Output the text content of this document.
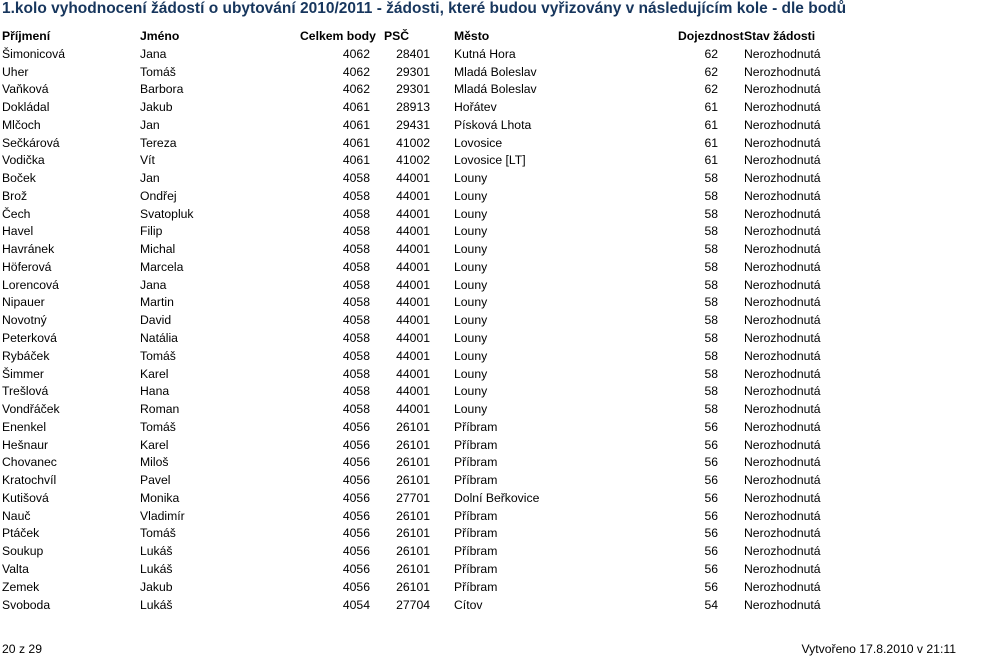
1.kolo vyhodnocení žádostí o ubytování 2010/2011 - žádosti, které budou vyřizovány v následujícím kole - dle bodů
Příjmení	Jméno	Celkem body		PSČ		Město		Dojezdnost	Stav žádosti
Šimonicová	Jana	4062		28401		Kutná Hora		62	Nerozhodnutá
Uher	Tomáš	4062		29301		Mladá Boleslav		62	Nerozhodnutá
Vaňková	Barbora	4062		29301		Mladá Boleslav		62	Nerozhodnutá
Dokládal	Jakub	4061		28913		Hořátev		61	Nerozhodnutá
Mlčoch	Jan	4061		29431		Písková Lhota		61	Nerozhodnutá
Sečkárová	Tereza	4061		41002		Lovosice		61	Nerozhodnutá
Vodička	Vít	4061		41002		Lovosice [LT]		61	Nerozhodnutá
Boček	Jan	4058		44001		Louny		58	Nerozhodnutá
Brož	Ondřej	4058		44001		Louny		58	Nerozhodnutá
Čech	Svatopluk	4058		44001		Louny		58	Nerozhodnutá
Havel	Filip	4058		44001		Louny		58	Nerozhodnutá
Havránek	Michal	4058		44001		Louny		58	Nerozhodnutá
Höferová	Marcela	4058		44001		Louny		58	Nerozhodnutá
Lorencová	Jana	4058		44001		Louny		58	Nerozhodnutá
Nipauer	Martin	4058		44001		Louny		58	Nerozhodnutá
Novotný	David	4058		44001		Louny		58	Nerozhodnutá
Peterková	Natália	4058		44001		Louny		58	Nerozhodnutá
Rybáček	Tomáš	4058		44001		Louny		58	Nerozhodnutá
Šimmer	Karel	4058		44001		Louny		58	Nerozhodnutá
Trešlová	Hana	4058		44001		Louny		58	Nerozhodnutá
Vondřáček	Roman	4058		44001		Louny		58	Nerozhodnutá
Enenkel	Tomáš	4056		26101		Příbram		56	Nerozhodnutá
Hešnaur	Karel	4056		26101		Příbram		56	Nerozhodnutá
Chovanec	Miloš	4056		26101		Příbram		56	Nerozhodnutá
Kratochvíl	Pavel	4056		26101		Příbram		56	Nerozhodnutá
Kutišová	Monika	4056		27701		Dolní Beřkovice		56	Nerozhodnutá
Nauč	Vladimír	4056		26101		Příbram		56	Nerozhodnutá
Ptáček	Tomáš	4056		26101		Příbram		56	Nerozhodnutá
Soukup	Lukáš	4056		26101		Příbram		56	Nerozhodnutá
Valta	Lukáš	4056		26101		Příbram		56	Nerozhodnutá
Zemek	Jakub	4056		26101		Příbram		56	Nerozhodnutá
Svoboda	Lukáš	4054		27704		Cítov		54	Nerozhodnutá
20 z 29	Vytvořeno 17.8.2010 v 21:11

** Exercise aim **
Pictures are excluded; output everything else in the data verbatim.

** Problem solution **
Output the text content of this document.
1.kolo vyhodnocení žádostí o ubytování 2010/2011 - žádosti, které budou vyřizovány v následujícím kole - dle bodů
Příjmení	Jméno	Celkem body		PSČ		Město		Dojezdnost	Stav žádosti
Šimonicová	Jana	4062		28401		Kutná Hora		62	Nerozhodnutá
Uher	Tomáš	4062		29301		Mladá Boleslav		62	Nerozhodnutá
Vaňková	Barbora	4062		29301		Mladá Boleslav		62	Nerozhodnutá
Dokládal	Jakub	4061		28913		Hořátev		61	Nerozhodnutá
Mlčoch	Jan	4061		29431		Písková Lhota		61	Nerozhodnutá
Sečkárová	Tereza	4061		41002		Lovosice		61	Nerozhodnutá
Vodička	Vít	4061		41002		Lovosice [LT]		61	Nerozhodnutá
Boček	Jan	4058		44001		Louny		58	Nerozhodnutá
Brož	Ondřej	4058		44001		Louny		58	Nerozhodnutá
Čech	Svatopluk	4058		44001		Louny		58	Nerozhodnutá
Havel	Filip	4058		44001		Louny		58	Nerozhodnutá
Havránek	Michal	4058		44001		Louny		58	Nerozhodnutá
Höferová	Marcela	4058		44001		Louny		58	Nerozhodnutá
Lorencová	Jana	4058		44001		Louny		58	Nerozhodnutá
Nipauer	Martin	4058		44001		Louny		58	Nerozhodnutá
Novotný	David	4058		44001		Louny		58	Nerozhodnutá
Peterková	Natália	4058		44001		Louny		58	Nerozhodnutá
Rybáček	Tomáš	4058		44001		Louny		58	Nerozhodnutá
Šimmer	Karel	4058		44001		Louny		58	Nerozhodnutá
Trešlová	Hana	4058		44001		Louny		58	Nerozhodnutá
Vondřáček	Roman	4058		44001		Louny		58	Nerozhodnutá
Enenkel	Tomáš	4056		26101		Příbram		56	Nerozhodnutá
Hešnaur	Karel	4056		26101		Příbram		56	Nerozhodnutá
Chovanec	Miloš	4056		26101		Příbram		56	Nerozhodnutá
Kratochvíl	Pavel	4056		26101		Příbram		56	Nerozhodnutá
Kutišová	Monika	4056		27701		Dolní Beřkovice		56	Nerozhodnutá
Nauč	Vladimír	4056		26101		Příbram		56	Nerozhodnutá
Ptáček	Tomáš	4056		26101		Příbram		56	Nerozhodnutá
Soukup	Lukáš	4056		26101		Příbram		56	Nerozhodnutá
Valta	Lukáš	4056		26101		Příbram		56	Nerozhodnutá
Zemek	Jakub	4056		26101		Příbram		56	Nerozhodnutá
Svoboda	Lukáš	4054		27704		Cítov		54	Nerozhodnutá
20 z 29	Vytvořeno 17.8.2010 v 21:11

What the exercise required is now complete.